Saved entries
++++
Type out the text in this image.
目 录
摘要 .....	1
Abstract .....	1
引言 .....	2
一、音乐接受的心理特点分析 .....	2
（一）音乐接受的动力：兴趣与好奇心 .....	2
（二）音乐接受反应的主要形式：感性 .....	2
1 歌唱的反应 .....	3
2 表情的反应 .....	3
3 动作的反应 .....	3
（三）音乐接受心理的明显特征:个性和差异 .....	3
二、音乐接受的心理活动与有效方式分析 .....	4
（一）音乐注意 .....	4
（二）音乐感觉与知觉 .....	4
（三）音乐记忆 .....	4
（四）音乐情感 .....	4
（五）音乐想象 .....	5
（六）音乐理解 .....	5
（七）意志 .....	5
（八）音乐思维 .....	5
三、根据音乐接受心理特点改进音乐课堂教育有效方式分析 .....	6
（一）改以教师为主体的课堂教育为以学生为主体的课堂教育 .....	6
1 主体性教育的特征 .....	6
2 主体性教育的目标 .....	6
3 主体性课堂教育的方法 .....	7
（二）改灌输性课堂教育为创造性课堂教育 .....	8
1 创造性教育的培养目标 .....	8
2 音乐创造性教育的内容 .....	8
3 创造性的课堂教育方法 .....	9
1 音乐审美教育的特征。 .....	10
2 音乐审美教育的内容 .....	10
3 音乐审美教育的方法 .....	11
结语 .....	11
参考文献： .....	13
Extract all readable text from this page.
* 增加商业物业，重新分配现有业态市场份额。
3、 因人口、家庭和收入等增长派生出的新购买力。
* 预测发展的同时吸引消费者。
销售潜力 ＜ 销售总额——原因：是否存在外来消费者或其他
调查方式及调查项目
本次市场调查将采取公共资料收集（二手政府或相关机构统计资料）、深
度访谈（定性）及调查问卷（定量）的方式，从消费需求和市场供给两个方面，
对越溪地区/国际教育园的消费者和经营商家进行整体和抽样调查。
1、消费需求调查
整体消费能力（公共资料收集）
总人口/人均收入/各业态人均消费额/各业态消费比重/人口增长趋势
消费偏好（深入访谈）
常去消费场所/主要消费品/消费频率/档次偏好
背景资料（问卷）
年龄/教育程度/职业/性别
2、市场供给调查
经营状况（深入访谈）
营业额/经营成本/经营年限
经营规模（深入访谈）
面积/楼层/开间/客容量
++++
Task details
Quote the whole listing above, leaving nothing out.

Solution
Type out the text in this image.
目 录
摘要 .....	1
Abstract .....	1
引言 .....	2
一、音乐接受的心理特点分析 .....	2
（一）音乐接受的动力：兴趣与好奇心 .....	2
（二）音乐接受反应的主要形式：感性 .....	2
1 歌唱的反应 .....	3
2 表情的反应 .....	3
3 动作的反应 .....	3
（三）音乐接受心理的明显特征:个性和差异 .....	3
二、音乐接受的心理活动与有效方式分析 .....	4
（一）音乐注意 .....	4
（二）音乐感觉与知觉 .....	4
（三）音乐记忆 .....	4
（四）音乐情感 .....	4
（五）音乐想象 .....	5
（六）音乐理解 .....	5
（七）意志 .....	5
（八）音乐思维 .....	5
三、根据音乐接受心理特点改进音乐课堂教育有效方式分析 .....	6
（一）改以教师为主体的课堂教育为以学生为主体的课堂教育 .....	6
1 主体性教育的特征 .....	6
2 主体性教育的目标 .....	6
3 主体性课堂教育的方法 .....	7
（二）改灌输性课堂教育为创造性课堂教育 .....	8
1 创造性教育的培养目标 .....	8
2 音乐创造性教育的内容 .....	8
3 创造性的课堂教育方法 .....	9
1 音乐审美教育的特征。 .....	10
2 音乐审美教育的内容 .....	10
3 音乐审美教育的方法 .....	11
结语 .....	11
参考文献： .....	13
Extract all readable text from this page.
* 增加商业物业，重新分配现有业态市场份额。
3、 因人口、家庭和收入等增长派生出的新购买力。
* 预测发展的同时吸引消费者。
销售潜力 ＜ 销售总额——原因：是否存在外来消费者或其他
调查方式及调查项目
本次市场调查将采取公共资料收集（二手政府或相关机构统计资料）、深
度访谈（定性）及调查问卷（定量）的方式，从消费需求和市场供给两个方面，
对越溪地区/国际教育园的消费者和经营商家进行整体和抽样调查。
1、消费需求调查
整体消费能力（公共资料收集）
总人口/人均收入/各业态人均消费额/各业态消费比重/人口增长趋势
消费偏好（深入访谈）
常去消费场所/主要消费品/消费频率/档次偏好
背景资料（问卷）
年龄/教育程度/职业/性别
2、市场供给调查
经营状况（深入访谈）
营业额/经营成本/经营年限
经营规模（深入访谈）
面积/楼层/开间/客容量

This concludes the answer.